### Problem requirements
Copy out each line in the material below that has the word "this".

### Data records
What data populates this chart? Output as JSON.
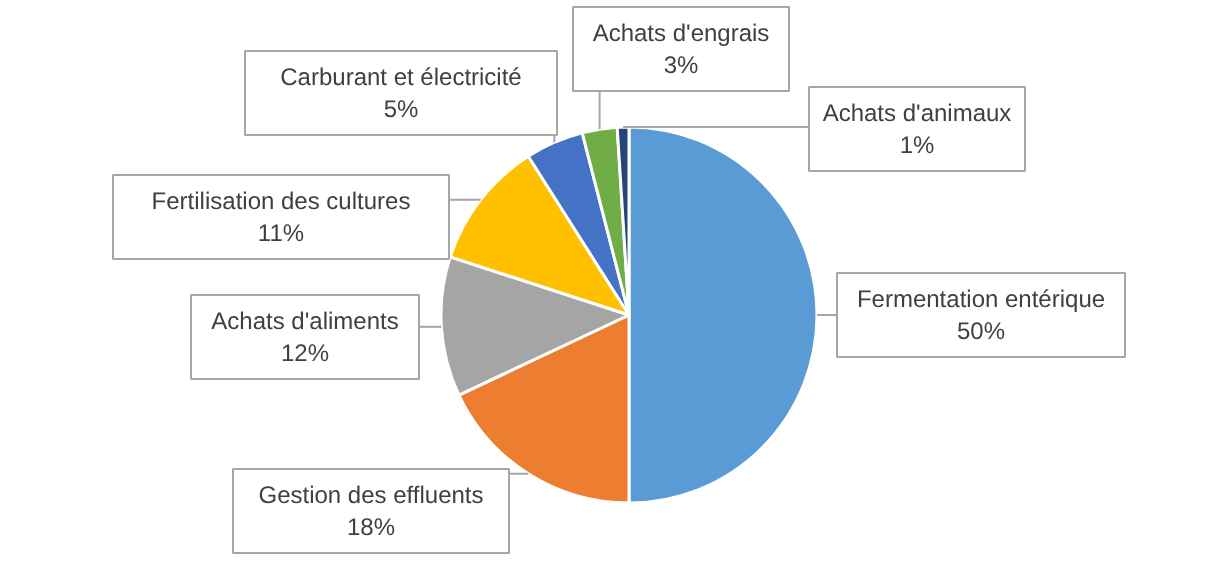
{
  "chart_data": {
    "type": "pie",
    "categories": [
      "Fermentation entérique",
      "Gestion des effluents",
      "Achats d'aliments",
      "Fertilisation des cultures",
      "Carburant et électricité",
      "Achats d'engrais",
      "Achats d'animaux"
    ],
    "values": [
      50,
      18,
      12,
      11,
      5,
      3,
      1
    ],
    "colors": [
      "#5b9bd5",
      "#ed7d31",
      "#a5a5a5",
      "#ffc000",
      "#4472c4",
      "#70ad47",
      "#264478"
    ],
    "value_labels": [
      "50%",
      "18%",
      "12%",
      "11%",
      "5%",
      "3%",
      "1%"
    ]
  }
}
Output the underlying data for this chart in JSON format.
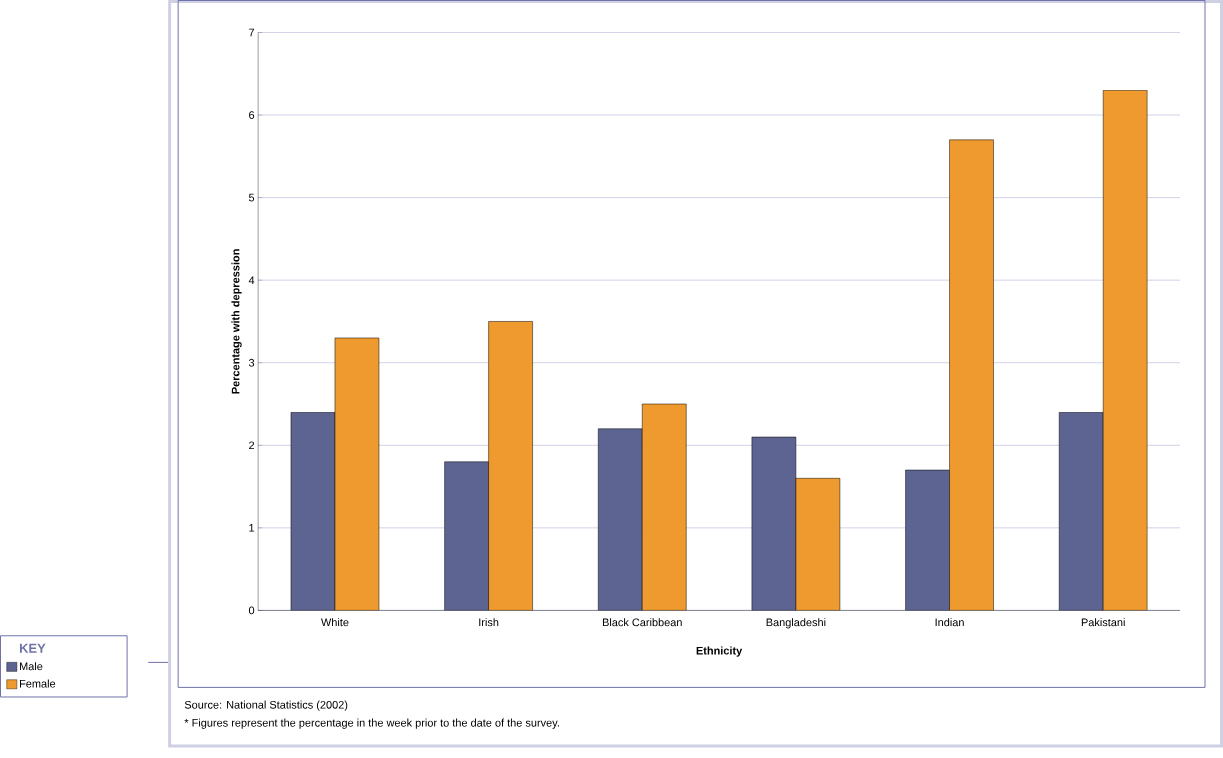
{
  "chart_data": {
    "type": "bar",
    "xlabel": "Ethnicity",
    "ylabel": "Percentage with depression",
    "legend_title": "KEY",
    "categories": [
      "White",
      "Irish",
      "Black Caribbean",
      "Bangladeshi",
      "Indian",
      "Pakistani"
    ],
    "series": [
      {
        "name": "Male",
        "color": "#5d6491",
        "values": [
          2.4,
          1.8,
          2.2,
          2.1,
          1.7,
          2.4
        ]
      },
      {
        "name": "Female",
        "color": "#ef9a2e",
        "values": [
          3.3,
          3.5,
          2.5,
          1.6,
          5.7,
          6.3
        ]
      }
    ],
    "ylim": [
      0,
      7
    ],
    "yticks": [
      0,
      1,
      2,
      3,
      4,
      5,
      6,
      7
    ],
    "grid": "y",
    "legend": "bottom left",
    "annotations": [
      "Source: National Statistics (2002)",
      "* Figures represent the percentage in the week prior to the date of the survey."
    ]
  }
}
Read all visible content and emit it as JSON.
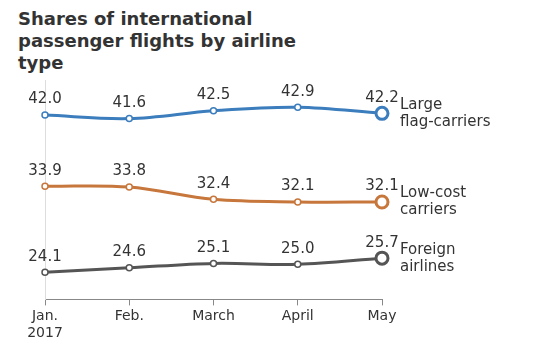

### Written solution
What data populates this chart? Output as JSON.
Output the underlying data for this chart in JSON format.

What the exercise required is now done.